(Dataset records)

++++++++

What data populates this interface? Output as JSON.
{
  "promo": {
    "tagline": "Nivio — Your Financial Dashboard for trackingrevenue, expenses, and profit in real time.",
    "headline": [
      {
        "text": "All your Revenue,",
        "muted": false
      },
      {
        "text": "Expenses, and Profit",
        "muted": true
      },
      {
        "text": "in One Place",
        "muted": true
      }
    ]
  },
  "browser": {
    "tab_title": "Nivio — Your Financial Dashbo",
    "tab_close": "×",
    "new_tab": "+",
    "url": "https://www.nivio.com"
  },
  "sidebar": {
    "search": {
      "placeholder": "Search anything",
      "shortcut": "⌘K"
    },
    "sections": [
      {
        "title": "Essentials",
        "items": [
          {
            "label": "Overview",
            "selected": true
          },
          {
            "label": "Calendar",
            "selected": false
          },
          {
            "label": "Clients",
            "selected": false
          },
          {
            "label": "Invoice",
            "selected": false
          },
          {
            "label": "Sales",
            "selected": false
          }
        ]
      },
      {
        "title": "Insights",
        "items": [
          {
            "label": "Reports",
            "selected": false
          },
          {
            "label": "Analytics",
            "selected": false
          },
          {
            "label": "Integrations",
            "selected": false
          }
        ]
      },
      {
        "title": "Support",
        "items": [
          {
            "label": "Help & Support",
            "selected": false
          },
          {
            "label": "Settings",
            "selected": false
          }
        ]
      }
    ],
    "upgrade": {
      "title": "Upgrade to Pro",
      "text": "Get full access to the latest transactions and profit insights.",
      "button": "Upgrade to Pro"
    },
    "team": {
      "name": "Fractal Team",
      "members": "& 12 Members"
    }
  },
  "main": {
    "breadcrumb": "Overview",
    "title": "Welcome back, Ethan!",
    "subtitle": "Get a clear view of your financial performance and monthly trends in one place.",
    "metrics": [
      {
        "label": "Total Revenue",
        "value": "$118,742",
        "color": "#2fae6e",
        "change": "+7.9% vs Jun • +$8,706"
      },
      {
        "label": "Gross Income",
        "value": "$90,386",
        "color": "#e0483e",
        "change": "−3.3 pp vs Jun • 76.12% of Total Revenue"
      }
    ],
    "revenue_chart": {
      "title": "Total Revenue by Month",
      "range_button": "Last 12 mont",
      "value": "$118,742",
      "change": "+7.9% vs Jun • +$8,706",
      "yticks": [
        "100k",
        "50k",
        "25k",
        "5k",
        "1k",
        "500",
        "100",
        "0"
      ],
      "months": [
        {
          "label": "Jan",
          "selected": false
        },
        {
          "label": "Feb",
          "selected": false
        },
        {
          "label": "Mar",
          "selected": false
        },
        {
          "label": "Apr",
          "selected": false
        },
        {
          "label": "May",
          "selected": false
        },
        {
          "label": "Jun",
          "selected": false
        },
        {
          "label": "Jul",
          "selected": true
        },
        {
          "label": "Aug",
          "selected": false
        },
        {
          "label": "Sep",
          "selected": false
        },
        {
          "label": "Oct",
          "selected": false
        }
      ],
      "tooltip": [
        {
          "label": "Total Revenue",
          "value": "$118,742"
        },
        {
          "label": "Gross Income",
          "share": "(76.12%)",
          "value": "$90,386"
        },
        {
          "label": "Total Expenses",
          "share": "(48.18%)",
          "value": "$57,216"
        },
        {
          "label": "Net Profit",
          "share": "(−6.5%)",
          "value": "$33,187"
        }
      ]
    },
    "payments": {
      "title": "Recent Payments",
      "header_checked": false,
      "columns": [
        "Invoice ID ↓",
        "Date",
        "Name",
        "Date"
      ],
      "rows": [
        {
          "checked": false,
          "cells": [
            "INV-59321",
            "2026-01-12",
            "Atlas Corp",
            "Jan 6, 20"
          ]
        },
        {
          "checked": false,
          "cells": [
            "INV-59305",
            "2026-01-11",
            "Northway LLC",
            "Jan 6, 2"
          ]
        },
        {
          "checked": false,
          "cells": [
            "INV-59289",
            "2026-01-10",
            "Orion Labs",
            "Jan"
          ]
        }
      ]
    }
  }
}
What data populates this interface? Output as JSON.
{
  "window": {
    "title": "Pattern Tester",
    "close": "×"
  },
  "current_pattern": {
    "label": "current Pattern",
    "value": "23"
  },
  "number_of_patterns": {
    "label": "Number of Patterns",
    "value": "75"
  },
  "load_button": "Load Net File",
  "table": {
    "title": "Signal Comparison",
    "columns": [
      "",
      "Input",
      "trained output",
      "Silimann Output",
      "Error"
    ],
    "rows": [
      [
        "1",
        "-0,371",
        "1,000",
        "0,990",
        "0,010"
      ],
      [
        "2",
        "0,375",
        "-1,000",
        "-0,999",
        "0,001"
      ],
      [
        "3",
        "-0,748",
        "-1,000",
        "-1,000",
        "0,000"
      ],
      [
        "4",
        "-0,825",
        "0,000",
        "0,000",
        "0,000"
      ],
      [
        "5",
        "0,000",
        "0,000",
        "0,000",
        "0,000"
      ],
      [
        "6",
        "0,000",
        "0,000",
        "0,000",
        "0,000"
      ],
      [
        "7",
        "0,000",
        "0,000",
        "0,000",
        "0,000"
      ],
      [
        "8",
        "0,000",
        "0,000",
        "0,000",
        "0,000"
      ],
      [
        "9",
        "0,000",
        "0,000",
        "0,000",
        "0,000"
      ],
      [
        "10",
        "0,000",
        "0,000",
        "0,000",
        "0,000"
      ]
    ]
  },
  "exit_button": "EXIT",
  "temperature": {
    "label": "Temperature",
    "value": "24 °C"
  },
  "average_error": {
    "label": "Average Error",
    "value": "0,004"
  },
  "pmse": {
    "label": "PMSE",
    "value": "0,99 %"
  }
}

++++++++

§ **TASK DETAILS**
Each line above must be reproduced exactly as it stands.

§ **COMPLETE ANSWER**
What data populates this interface? Output as JSON.
{
  "promo": {
    "tagline": "Nivio — Your Financial Dashboard for trackingrevenue, expenses, and profit in real time.",
    "headline": [
      {
        "text": "All your Revenue,",
        "muted": false
      },
      {
        "text": "Expenses, and Profit",
        "muted": true
      },
      {
        "text": "in One Place",
        "muted": true
      }
    ]
  },
  "browser": {
    "tab_title": "Nivio — Your Financial Dashbo",
    "tab_close": "×",
    "new_tab": "+",
    "url": "https://www.nivio.com"
  },
  "sidebar": {
    "search": {
      "placeholder": "Search anything",
      "shortcut": "⌘K"
    },
    "sections": [
      {
        "title": "Essentials",
        "items": [
          {
            "label": "Overview",
            "selected": true
          },
          {
            "label": "Calendar",
            "selected": false
          },
          {
            "label": "Clients",
            "selected": false
          },
          {
            "label": "Invoice",
            "selected": false
          },
          {
            "label": "Sales",
            "selected": false
          }
        ]
      },
      {
        "title": "Insights",
        "items": [
          {
            "label": "Reports",
            "selected": false
          },
          {
            "label": "Analytics",
            "selected": false
          },
          {
            "label": "Integrations",
            "selected": false
          }
        ]
      },
      {
        "title": "Support",
        "items": [
          {
            "label": "Help & Support",
            "selected": false
          },
          {
            "label": "Settings",
            "selected": false
          }
        ]
      }
    ],
    "upgrade": {
      "title": "Upgrade to Pro",
      "text": "Get full access to the latest transactions and profit insights.",
      "button": "Upgrade to Pro"
    },
    "team": {
      "name": "Fractal Team",
      "members": "& 12 Members"
    }
  },
  "main": {
    "breadcrumb": "Overview",
    "title": "Welcome back, Ethan!",
    "subtitle": "Get a clear view of your financial performance and monthly trends in one place.",
    "metrics": [
      {
        "label": "Total Revenue",
        "value": "$118,742",
        "color": "#2fae6e",
        "change": "+7.9% vs Jun • +$8,706"
      },
      {
        "label": "Gross Income",
        "value": "$90,386",
        "color": "#e0483e",
        "change": "−3.3 pp vs Jun • 76.12% of Total Revenue"
      }
    ],
    "revenue_chart": {
      "title": "Total Revenue by Month",
      "range_button": "Last 12 mont",
      "value": "$118,742",
      "change": "+7.9% vs Jun • +$8,706",
      "yticks": [
        "100k",
        "50k",
        "25k",
        "5k",
        "1k",
        "500",
        "100",
        "0"
      ],
      "months": [
        {
          "label": "Jan",
          "selected": false
        },
        {
          "label": "Feb",
          "selected": false
        },
        {
          "label": "Mar",
          "selected": false
        },
        {
          "label": "Apr",
          "selected": false
        },
        {
          "label": "May",
          "selected": false
        },
        {
          "label": "Jun",
          "selected": false
        },
        {
          "label": "Jul",
          "selected": true
        },
        {
          "label": "Aug",
          "selected": false
        },
        {
          "label": "Sep",
          "selected": false
        },
        {
          "label": "Oct",
          "selected": false
        }
      ],
      "tooltip": [
        {
          "label": "Total Revenue",
          "value": "$118,742"
        },
        {
          "label": "Gross Income",
          "share": "(76.12%)",
          "value": "$90,386"
        },
        {
          "label": "Total Expenses",
          "share": "(48.18%)",
          "value": "$57,216"
        },
        {
          "label": "Net Profit",
          "share": "(−6.5%)",
          "value": "$33,187"
        }
      ]
    },
    "payments": {
      "title": "Recent Payments",
      "header_checked": false,
      "columns": [
        "Invoice ID ↓",
        "Date",
        "Name",
        "Date"
      ],
      "rows": [
        {
          "checked": false,
          "cells": [
            "INV-59321",
            "2026-01-12",
            "Atlas Corp",
            "Jan 6, 20"
          ]
        },
        {
          "checked": false,
          "cells": [
            "INV-59305",
            "2026-01-11",
            "Northway LLC",
            "Jan 6, 2"
          ]
        },
        {
          "checked": false,
          "cells": [
            "INV-59289",
            "2026-01-10",
            "Orion Labs",
            "Jan"
          ]
        }
      ]
    }
  }
}
What data populates this interface? Output as JSON.
{
  "window": {
    "title": "Pattern Tester",
    "close": "×"
  },
  "current_pattern": {
    "label": "current Pattern",
    "value": "23"
  },
  "number_of_patterns": {
    "label": "Number of Patterns",
    "value": "75"
  },
  "load_button": "Load Net File",
  "table": {
    "title": "Signal Comparison",
    "columns": [
      "",
      "Input",
      "trained output",
      "Silimann Output",
      "Error"
    ],
    "rows": [
      [
        "1",
        "-0,371",
        "1,000",
        "0,990",
        "0,010"
      ],
      [
        "2",
        "0,375",
        "-1,000",
        "-0,999",
        "0,001"
      ],
      [
        "3",
        "-0,748",
        "-1,000",
        "-1,000",
        "0,000"
      ],
      [
        "4",
        "-0,825",
        "0,000",
        "0,000",
        "0,000"
      ],
      [
        "5",
        "0,000",
        "0,000",
        "0,000",
        "0,000"
      ],
      [
        "6",
        "0,000",
        "0,000",
        "0,000",
        "0,000"
      ],
      [
        "7",
        "0,000",
        "0,000",
        "0,000",
        "0,000"
      ],
      [
        "8",
        "0,000",
        "0,000",
        "0,000",
        "0,000"
      ],
      [
        "9",
        "0,000",
        "0,000",
        "0,000",
        "0,000"
      ],
      [
        "10",
        "0,000",
        "0,000",
        "0,000",
        "0,000"
      ]
    ]
  },
  "exit_button": "EXIT",
  "temperature": {
    "label": "Temperature",
    "value": "24 °C"
  },
  "average_error": {
    "label": "Average Error",
    "value": "0,004"
  },
  "pmse": {
    "label": "PMSE",
    "value": "0,99 %"
  }
}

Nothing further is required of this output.